### Objective
The records below are to be copied word for word, with every picture left out.

### Records for this task

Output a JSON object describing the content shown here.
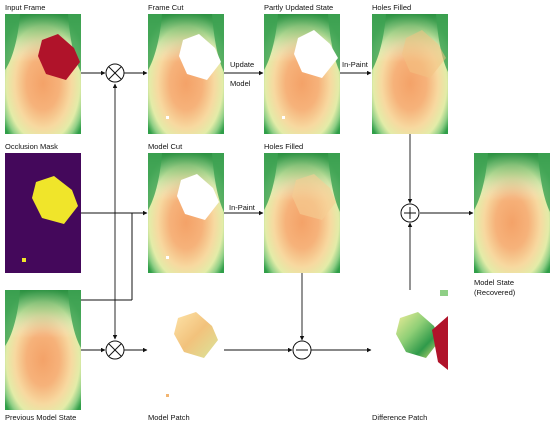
{
  "panels": {
    "input_frame": "Input Frame",
    "frame_cut": "Frame Cut",
    "partly_updated_state": "Partly Updated State",
    "holes_filled_top": "Holes Filled",
    "occlusion_mask": "Occlusion Mask",
    "model_cut": "Model Cut",
    "holes_filled_mid": "Holes Filled",
    "model_state_recovered_line1": "Model State",
    "model_state_recovered_line2": "(Recovered)",
    "previous_model_state": "Previous Model State",
    "model_patch": "Model Patch",
    "difference_patch": "Difference Patch"
  },
  "edges": {
    "update": "Update",
    "model": "Model",
    "in_paint_top": "In-Paint",
    "in_paint_mid": "In-Paint"
  },
  "operators": {
    "multiply": "×",
    "add": "+",
    "subtract": "−"
  }
}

### Output of the exercise
Output a JSON object describing the content shown here.
{
  "panels": {
    "input_frame": "Input Frame",
    "frame_cut": "Frame Cut",
    "partly_updated_state": "Partly Updated State",
    "holes_filled_top": "Holes Filled",
    "occlusion_mask": "Occlusion Mask",
    "model_cut": "Model Cut",
    "holes_filled_mid": "Holes Filled",
    "model_state_recovered_line1": "Model State",
    "model_state_recovered_line2": "(Recovered)",
    "previous_model_state": "Previous Model State",
    "model_patch": "Model Patch",
    "difference_patch": "Difference Patch"
  },
  "edges": {
    "update": "Update",
    "model": "Model",
    "in_paint_top": "In-Paint",
    "in_paint_mid": "In-Paint"
  },
  "operators": {
    "multiply": "×",
    "add": "+",
    "subtract": "−"
  }
}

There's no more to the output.